=== ОТРЫВОК ТЕКСТА ===

Не было у меня в жизни пути более трудного, но и более прекрасного.

«Монастырка» представляла собой проложенное через леса и болота вдоль правого берега Кожи дорожное полотно, достаточно широкое, чтобы на нем встарь могли разъехаться встречные телеги. Поначалу шла она песками близко к берегу, и в просветах между деревьями виднелась беспокойная, шумливая река, скачущая на порогах, окатывающая выглаженные диабазовые плиты. Потом дорога пошла в тенистом коридоре мрачного елового сузема, молчаливого, однообразного. Птиц не слышно было. На возвышенных местах — слежавшаяся супесь, на ней недавние следы трактора еле заметны. В низинах мостики и гати разворочены гусеницами, но пешеходу везде дорога.

Мы шли, делая привалы сначала через пятьдесят минут, потом через сорок, тридцать, двадцать, проклиная груз, все более давивший на плечи. И вот, когда, казалось, уже конца не будет пути, внезапно открылся просвет. Мы вышли на поляну. Весело блестела тихим плесом речка, на берегу ее стояла изба, пониже баня, поодаль на берегу три березы. Это и есть Половина.

=== ПЕРЕЧЕНЬ СТРОК ===

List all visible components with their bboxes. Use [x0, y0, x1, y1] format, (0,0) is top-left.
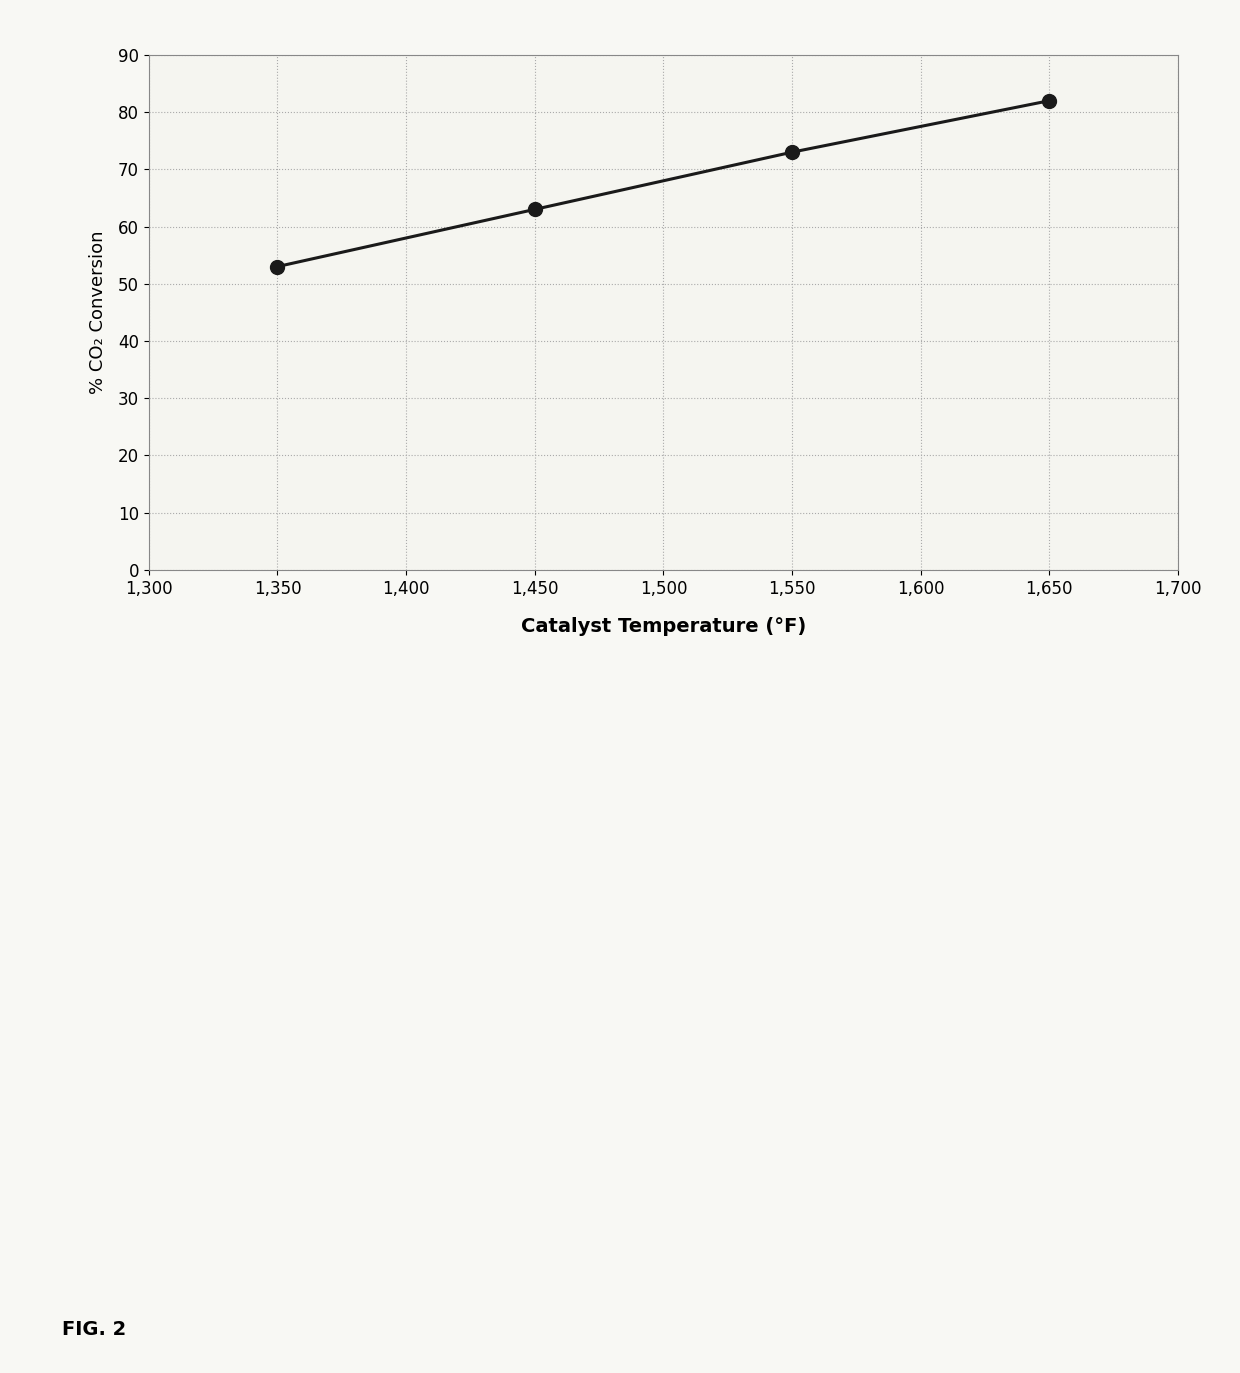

===
=== ПЕРЕЧЕНЬ СТРОК ===

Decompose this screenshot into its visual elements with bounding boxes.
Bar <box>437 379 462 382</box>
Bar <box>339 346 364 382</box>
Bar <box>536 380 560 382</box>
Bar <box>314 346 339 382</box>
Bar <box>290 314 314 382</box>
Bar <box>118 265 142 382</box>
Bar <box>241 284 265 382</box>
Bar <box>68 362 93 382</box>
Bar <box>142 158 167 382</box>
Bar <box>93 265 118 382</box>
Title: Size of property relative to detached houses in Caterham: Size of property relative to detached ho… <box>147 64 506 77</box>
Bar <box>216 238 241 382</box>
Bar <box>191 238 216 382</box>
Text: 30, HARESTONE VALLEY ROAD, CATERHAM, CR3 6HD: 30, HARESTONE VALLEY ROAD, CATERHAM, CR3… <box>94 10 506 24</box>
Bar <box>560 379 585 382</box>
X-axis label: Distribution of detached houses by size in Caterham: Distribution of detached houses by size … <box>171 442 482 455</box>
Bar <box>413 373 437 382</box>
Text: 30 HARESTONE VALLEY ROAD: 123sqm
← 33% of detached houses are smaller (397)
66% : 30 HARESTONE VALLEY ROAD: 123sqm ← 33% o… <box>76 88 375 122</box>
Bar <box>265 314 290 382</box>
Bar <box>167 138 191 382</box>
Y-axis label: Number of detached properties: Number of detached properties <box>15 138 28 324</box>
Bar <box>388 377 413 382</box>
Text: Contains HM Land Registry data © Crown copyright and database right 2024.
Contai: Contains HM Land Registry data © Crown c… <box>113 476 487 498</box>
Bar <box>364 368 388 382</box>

===

_ЗАДАЧИ ДЛЯ РЕШЕНИЯ_:
a) Вдоль берега какой реки шла «Монастырка» в отрывке о дороге через лес?
b) Подхватите рассказ о пути по «Монастырке» и продолжите его сразу после последнего предложения.

_ОТВЕТЫ ПО ЗАДАНИЯМ_:
a) Вдоль правого берега реки Кожи.

b)
Был здесь некогда постоялый двор, потом деревенька в несколько домов. Теперь на поляне стоял зарод—стог по-северному, а в единственном сберегаемом доме останавливаются все проходящие.

У Половины впадает в Кожу Костяница—маленькая речка, скорее ручеек. Названа так, очевидно, потому, что все русло усеяно камнями. Каменистая река извивается в лесной глухомани, уходя далеко, в медвежьи дебри.

А сама Кожа здесь тихая. Выше и ниже — пороги, слышен их гул в вечерней тишине, а здесь—спокойная речка с зарослями кувшинок в заводях, с прозрачной студеной водой. Хорошее, уютное место эта Половина. Тишь здесь лесная, полная, успокаивающая. После долгого пути по мрачному лесному коридору с тяжкой ношей так славно на этой поляне, залитой солнцем, и не хочется никуда идти, а посиживать бы все время вот так, слушая стрекот кузнечиков в траве и крик коршунов в голубой выси.

Да и чего еще надо? Вот он—Север, вот она—тишь, глушь; живи и радуйся, охоться, рыбачь... Но озеро зовет. Пожили день, другой—и в путь. Через пять километров—избушка. Ну как здесь не остановиться на денек?

Двинулись дальше ранним утром по росистой свежести, и дорога поначалу была веселой и легкой. Воздух благоухал терпким сосновым настоем, каждый вдох как глоток целебной родниковой влаги. Птицы пересвистывались в чаще, вспархивали рябчики. По обочинам росла черника и брусника. И река постоянно напоминала о себе шумом порогов, а иногда показывалась в просветах деревьев.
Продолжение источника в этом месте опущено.